Text passage |
India-Russia ties accelerate to new heights

India-Russia ties accelerate to new heights. Source: Kommersant

India-Russia ties accelerate to new heights. Source: Kommersant

India’s steady upswing in the quality of the defence partnership with Russia is continuing and there is a constant search to innovate the partnership with newer forms of cooperation.

The outcome of the visit by the Russian defence minister Anatoly Serdyukov to New Delhi heavily underscores three things. One, for the foreseeable future, Russia will remain by far the number one partner for India in the defence field, with Israel and the United States coming in distant second and third places. Two, the steady upswing in the quality of the defence partnership with Russia is continuing and there is a constant search to innovate the partnership with newer forms of cooperation – in sharp contrast with the civilian sector of the ties.

Third, the partnership rests on the solid bedrock of mutual trust, which helps withstand occasional hiccups like the last-minute delay in the handing over of the long-awaited aircraft carrier Admiral Gorshkov. The new multi-billion dollar contracts reportedly finalized at the discussions between Defence Minister A.K.Antony and his Russian counterpart include an additional 42 new Sukhoi-30MKI aircraft, which will supplement the 230 aircraft that India is already buying; another 71 Mi-17 V5 helicopters in addition to the 80 of these “gunships” that India is inducting into the armed forces. Besides, the two countries are having a project to develop a new generation of “hypersonic” BrahMos cruise missiles and are nearing the finalisation of the 11 billion dollar contract for the final design/R&D phase for developing the stealth fifth-generation fighter aircraft.

The joint venture to develop the fifth-generation fighter aircraft is poised to take the Indian-Russian defence partnership soaring to unprecedented heights and sets a record of sorts not only for the two “time-tested friends” but also, for that matter, for any two countries in the world at any time.

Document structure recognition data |
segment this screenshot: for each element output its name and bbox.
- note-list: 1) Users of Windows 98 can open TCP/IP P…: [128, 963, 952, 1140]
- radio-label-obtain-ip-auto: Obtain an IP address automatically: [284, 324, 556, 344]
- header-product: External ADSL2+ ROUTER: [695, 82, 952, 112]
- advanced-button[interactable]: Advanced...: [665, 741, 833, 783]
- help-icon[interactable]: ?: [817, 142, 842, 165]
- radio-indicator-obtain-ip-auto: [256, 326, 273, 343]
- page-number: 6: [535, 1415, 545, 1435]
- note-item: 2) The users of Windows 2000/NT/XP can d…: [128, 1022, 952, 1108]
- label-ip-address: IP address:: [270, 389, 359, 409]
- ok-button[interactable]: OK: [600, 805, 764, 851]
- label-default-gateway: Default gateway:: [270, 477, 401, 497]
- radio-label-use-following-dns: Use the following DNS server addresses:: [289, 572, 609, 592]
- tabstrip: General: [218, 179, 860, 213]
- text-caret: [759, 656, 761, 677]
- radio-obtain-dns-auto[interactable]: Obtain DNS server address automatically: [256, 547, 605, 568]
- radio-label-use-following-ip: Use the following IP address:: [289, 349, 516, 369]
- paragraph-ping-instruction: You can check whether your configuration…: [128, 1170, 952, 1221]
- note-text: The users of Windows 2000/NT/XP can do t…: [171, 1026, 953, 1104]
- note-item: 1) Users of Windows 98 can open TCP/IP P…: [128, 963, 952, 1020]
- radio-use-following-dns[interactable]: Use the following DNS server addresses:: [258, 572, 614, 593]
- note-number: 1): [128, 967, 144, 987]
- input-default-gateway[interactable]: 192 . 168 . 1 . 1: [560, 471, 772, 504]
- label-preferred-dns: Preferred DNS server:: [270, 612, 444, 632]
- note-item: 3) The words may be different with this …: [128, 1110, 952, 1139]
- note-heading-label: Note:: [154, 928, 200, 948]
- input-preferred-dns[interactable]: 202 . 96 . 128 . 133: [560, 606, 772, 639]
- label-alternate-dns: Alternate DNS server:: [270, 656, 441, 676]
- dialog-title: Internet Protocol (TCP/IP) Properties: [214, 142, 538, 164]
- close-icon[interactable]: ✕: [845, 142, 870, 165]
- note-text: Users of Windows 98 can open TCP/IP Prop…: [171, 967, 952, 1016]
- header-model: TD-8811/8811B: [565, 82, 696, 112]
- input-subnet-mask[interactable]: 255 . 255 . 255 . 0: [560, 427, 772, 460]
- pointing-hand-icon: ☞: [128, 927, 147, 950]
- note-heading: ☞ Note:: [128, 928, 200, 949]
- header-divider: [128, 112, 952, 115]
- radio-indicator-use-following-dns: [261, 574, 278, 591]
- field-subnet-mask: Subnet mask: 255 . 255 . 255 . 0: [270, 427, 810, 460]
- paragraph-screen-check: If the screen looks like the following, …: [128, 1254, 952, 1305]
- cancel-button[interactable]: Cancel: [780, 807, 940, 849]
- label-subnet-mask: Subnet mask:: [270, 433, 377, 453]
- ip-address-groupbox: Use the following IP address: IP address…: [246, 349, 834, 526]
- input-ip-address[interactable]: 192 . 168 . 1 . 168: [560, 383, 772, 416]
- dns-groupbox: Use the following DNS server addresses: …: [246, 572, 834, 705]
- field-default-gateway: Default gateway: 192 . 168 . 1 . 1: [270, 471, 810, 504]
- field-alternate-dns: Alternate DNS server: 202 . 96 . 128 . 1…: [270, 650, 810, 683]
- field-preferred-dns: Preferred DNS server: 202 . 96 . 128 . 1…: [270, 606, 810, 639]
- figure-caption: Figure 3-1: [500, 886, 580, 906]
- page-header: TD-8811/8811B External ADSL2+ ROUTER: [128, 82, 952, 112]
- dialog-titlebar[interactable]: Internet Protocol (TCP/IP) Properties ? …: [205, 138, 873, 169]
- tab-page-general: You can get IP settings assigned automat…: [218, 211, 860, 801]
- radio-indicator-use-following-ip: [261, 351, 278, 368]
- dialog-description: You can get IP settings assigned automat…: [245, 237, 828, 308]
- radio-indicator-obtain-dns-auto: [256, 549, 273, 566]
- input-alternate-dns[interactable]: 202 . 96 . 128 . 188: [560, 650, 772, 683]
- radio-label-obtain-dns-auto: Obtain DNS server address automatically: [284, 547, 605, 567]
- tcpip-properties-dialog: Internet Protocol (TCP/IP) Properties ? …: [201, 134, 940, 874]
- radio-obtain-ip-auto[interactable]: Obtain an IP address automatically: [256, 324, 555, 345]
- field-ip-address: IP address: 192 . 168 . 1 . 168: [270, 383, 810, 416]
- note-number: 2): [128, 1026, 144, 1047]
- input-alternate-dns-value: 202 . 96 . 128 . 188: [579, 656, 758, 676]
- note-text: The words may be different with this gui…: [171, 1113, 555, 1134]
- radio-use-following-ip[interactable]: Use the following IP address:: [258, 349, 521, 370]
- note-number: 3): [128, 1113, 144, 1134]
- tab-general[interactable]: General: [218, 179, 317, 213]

Activity | Using the text above on India-Russia ties, explain what lets the defense partnership withstand occasional hiccups like the delay in handing over the Admiral Gorshkov.

Solution for this problem | The partnership rests on a solid bedrock of mutual trust. That trust helps it withstand occasional hiccups such as the last-minute delay in handing over the long-awaited aircraft carrier Admiral Gorshkov.